Beginning at the line that contains "OCR this image." and ending at the last line of the entries, write out each line exactly; include nothing outside that span.

Data entries:
━━━━━━━━━━━━━━━━━━━━
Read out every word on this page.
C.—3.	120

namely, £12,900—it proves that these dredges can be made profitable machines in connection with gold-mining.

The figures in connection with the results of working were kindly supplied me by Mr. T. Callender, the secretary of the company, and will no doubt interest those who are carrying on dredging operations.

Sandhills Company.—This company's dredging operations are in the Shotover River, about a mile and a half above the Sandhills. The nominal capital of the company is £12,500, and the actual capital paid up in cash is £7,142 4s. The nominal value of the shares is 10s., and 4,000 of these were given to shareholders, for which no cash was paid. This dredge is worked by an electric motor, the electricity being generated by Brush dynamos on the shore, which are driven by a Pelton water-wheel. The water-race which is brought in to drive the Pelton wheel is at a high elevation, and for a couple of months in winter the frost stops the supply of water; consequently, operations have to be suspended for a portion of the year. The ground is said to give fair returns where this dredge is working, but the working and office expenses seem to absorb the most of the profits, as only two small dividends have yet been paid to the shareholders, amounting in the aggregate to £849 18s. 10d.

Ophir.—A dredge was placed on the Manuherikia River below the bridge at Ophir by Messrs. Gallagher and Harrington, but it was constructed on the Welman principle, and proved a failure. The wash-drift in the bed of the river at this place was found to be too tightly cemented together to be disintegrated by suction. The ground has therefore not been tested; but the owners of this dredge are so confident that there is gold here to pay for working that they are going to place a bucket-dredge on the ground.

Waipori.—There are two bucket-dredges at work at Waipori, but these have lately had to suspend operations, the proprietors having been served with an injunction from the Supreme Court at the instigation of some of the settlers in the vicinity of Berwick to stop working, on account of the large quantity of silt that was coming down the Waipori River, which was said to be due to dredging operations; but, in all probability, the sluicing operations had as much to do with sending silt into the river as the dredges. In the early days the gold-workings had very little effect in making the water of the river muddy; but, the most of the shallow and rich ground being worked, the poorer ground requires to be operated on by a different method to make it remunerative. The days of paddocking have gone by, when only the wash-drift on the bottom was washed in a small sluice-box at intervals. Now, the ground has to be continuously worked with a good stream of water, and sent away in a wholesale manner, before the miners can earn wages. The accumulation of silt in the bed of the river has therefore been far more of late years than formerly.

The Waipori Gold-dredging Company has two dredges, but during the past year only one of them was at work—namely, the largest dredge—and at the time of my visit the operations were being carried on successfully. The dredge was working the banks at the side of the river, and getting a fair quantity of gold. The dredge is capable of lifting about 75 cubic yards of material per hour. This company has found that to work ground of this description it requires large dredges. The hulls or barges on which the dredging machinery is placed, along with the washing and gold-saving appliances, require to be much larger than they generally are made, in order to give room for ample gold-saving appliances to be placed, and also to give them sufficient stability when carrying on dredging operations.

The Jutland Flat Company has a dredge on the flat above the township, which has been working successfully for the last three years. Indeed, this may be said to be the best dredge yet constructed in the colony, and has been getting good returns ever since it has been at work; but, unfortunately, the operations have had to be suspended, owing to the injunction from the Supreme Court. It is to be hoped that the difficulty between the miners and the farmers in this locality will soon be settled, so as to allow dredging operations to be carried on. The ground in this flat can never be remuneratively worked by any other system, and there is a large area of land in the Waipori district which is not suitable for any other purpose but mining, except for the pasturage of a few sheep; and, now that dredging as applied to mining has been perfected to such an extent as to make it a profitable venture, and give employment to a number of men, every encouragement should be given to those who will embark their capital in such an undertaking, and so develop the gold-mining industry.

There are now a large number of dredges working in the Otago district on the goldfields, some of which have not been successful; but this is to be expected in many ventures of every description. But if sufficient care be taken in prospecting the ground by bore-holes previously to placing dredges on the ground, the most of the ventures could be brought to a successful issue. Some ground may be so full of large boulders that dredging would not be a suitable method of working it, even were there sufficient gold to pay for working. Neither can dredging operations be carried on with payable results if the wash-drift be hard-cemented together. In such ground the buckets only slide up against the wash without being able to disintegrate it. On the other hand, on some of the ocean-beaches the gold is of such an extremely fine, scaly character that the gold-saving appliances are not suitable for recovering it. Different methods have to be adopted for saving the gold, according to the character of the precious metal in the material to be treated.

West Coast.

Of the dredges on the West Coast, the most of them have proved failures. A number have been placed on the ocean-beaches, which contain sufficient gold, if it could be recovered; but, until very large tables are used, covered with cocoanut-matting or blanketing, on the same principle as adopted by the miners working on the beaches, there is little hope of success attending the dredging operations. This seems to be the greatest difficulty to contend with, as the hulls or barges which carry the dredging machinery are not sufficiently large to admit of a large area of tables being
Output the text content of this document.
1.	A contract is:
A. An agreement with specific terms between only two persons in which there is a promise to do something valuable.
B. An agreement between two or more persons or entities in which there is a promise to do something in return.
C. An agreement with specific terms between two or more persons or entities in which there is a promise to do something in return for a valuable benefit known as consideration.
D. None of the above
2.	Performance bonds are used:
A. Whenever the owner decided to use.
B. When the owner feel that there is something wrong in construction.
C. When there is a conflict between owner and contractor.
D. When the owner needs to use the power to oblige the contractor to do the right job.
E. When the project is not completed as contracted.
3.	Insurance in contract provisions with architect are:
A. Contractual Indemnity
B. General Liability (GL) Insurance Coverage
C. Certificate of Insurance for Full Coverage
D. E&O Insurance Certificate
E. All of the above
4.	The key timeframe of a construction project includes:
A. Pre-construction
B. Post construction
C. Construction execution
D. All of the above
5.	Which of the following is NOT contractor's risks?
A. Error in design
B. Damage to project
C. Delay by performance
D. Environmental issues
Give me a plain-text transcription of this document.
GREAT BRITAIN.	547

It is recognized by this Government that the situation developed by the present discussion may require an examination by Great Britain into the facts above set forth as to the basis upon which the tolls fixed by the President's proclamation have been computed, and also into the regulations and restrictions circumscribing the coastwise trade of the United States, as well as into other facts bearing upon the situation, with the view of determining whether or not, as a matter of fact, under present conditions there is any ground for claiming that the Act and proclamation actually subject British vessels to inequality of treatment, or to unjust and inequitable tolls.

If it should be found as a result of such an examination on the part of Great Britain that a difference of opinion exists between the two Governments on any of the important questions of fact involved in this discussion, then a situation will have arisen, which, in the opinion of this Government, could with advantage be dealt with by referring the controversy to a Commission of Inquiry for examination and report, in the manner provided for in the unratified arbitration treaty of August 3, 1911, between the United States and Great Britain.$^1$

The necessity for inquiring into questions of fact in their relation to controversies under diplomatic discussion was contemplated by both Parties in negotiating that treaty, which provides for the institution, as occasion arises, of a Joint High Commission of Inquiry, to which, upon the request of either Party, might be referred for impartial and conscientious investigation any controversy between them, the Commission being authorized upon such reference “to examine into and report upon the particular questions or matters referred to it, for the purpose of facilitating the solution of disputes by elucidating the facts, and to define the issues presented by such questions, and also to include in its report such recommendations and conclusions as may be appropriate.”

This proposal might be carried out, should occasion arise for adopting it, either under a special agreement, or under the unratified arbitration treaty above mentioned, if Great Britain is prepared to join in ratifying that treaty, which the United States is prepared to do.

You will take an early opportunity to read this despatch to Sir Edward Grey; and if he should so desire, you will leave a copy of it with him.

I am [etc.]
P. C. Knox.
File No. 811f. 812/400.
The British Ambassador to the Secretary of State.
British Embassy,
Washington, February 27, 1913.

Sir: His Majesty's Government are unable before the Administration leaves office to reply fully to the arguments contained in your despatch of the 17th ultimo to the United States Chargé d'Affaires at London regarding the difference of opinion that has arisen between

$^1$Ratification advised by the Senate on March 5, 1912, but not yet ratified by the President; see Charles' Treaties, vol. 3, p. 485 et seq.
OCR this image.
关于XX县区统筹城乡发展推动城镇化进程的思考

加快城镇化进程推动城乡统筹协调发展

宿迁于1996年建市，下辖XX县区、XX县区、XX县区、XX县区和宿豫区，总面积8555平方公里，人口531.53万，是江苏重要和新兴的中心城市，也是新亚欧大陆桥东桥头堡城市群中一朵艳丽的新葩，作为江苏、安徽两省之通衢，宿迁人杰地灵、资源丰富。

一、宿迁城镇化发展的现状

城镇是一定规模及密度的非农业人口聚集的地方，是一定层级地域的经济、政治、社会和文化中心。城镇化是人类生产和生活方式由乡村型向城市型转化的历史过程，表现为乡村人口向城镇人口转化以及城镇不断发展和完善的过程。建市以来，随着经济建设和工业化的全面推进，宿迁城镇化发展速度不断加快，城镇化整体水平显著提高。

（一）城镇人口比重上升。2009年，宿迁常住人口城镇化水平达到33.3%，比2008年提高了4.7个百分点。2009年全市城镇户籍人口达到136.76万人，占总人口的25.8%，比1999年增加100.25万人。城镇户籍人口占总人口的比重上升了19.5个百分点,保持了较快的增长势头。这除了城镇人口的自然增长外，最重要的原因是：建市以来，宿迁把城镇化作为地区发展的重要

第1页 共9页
━━━━━━━━━━━━━━━━━━━━
(Solution to this problem)
OCR this image.
关于XX县区统筹城乡发展推动城镇化进程的思考

加快城镇化进程推动城乡统筹协调发展

宿迁于1996年建市，下辖XX县区、XX县区、XX县区、XX县区和宿豫区，总面积8555平方公里，人口531.53万，是江苏重要和新兴的中心城市，也是新亚欧大陆桥东桥头堡城市群中一朵艳丽的新葩，作为江苏、安徽两省之通衢，宿迁人杰地灵、资源丰富。

一、宿迁城镇化发展的现状

城镇是一定规模及密度的非农业人口聚集的地方，是一定层级地域的经济、政治、社会和文化中心。城镇化是人类生产和生活方式由乡村型向城市型转化的历史过程，表现为乡村人口向城镇人口转化以及城镇不断发展和完善的过程。建市以来，随着经济建设和工业化的全面推进，宿迁城镇化发展速度不断加快，城镇化整体水平显著提高。

（一）城镇人口比重上升。2009年，宿迁常住人口城镇化水平达到33.3%，比2008年提高了4.7个百分点。2009年全市城镇户籍人口达到136.76万人，占总人口的25.8%，比1999年增加100.25万人。城镇户籍人口占总人口的比重上升了19.5个百分点,保持了较快的增长势头。这除了城镇人口的自然增长外，最重要的原因是：建市以来，宿迁把城镇化作为地区发展的重要

第1页 共9页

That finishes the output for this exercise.